══ Source material

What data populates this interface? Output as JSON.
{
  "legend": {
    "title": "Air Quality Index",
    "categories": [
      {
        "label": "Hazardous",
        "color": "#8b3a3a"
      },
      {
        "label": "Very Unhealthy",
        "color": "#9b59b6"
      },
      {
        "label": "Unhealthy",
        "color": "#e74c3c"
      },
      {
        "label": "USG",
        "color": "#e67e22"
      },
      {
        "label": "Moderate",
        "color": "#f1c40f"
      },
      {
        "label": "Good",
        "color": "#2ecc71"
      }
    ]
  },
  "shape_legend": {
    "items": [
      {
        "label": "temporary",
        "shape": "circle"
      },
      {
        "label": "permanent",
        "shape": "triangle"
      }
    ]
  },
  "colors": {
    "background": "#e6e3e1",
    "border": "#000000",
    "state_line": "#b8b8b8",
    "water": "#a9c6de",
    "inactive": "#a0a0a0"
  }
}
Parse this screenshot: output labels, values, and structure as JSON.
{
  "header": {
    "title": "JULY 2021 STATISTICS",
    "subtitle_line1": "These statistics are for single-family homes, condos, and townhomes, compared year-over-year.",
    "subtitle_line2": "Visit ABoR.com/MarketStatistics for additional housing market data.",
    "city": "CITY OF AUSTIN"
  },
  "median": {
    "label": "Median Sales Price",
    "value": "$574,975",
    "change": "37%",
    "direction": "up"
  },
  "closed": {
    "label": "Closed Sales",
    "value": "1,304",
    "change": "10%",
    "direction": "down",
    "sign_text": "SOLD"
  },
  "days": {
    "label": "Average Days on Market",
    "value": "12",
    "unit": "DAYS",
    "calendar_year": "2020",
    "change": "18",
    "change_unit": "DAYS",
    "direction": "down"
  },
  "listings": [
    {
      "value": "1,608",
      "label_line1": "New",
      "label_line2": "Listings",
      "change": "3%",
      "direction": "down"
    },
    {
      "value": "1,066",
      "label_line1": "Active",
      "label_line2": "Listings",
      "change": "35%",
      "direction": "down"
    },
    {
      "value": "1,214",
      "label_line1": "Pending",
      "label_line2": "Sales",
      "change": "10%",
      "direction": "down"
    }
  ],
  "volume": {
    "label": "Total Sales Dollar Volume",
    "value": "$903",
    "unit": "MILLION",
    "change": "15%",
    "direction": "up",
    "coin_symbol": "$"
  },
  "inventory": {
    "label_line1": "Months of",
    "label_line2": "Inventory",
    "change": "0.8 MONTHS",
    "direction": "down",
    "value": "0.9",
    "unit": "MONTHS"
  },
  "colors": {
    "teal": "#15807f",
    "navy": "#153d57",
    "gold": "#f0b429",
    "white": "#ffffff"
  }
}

════

Make an exact copy of every entry.

*Exercise answer*:
What data populates this interface? Output as JSON.
{
  "legend": {
    "title": "Air Quality Index",
    "categories": [
      {
        "label": "Hazardous",
        "color": "#8b3a3a"
      },
      {
        "label": "Very Unhealthy",
        "color": "#9b59b6"
      },
      {
        "label": "Unhealthy",
        "color": "#e74c3c"
      },
      {
        "label": "USG",
        "color": "#e67e22"
      },
      {
        "label": "Moderate",
        "color": "#f1c40f"
      },
      {
        "label": "Good",
        "color": "#2ecc71"
      }
    ]
  },
  "shape_legend": {
    "items": [
      {
        "label": "temporary",
        "shape": "circle"
      },
      {
        "label": "permanent",
        "shape": "triangle"
      }
    ]
  },
  "colors": {
    "background": "#e6e3e1",
    "border": "#000000",
    "state_line": "#b8b8b8",
    "water": "#a9c6de",
    "inactive": "#a0a0a0"
  }
}
Parse this screenshot: output labels, values, and structure as JSON.
{
  "header": {
    "title": "JULY 2021 STATISTICS",
    "subtitle_line1": "These statistics are for single-family homes, condos, and townhomes, compared year-over-year.",
    "subtitle_line2": "Visit ABoR.com/MarketStatistics for additional housing market data.",
    "city": "CITY OF AUSTIN"
  },
  "median": {
    "label": "Median Sales Price",
    "value": "$574,975",
    "change": "37%",
    "direction": "up"
  },
  "closed": {
    "label": "Closed Sales",
    "value": "1,304",
    "change": "10%",
    "direction": "down",
    "sign_text": "SOLD"
  },
  "days": {
    "label": "Average Days on Market",
    "value": "12",
    "unit": "DAYS",
    "calendar_year": "2020",
    "change": "18",
    "change_unit": "DAYS",
    "direction": "down"
  },
  "listings": [
    {
      "value": "1,608",
      "label_line1": "New",
      "label_line2": "Listings",
      "change": "3%",
      "direction": "down"
    },
    {
      "value": "1,066",
      "label_line1": "Active",
      "label_line2": "Listings",
      "change": "35%",
      "direction": "down"
    },
    {
      "value": "1,214",
      "label_line1": "Pending",
      "label_line2": "Sales",
      "change": "10%",
      "direction": "down"
    }
  ],
  "volume": {
    "label": "Total Sales Dollar Volume",
    "value": "$903",
    "unit": "MILLION",
    "change": "15%",
    "direction": "up",
    "coin_symbol": "$"
  },
  "inventory": {
    "label_line1": "Months of",
    "label_line2": "Inventory",
    "change": "0.8 MONTHS",
    "direction": "down",
    "value": "0.9",
    "unit": "MONTHS"
  },
  "colors": {
    "teal": "#15807f",
    "navy": "#153d57",
    "gold": "#f0b429",
    "white": "#ffffff"
  }
}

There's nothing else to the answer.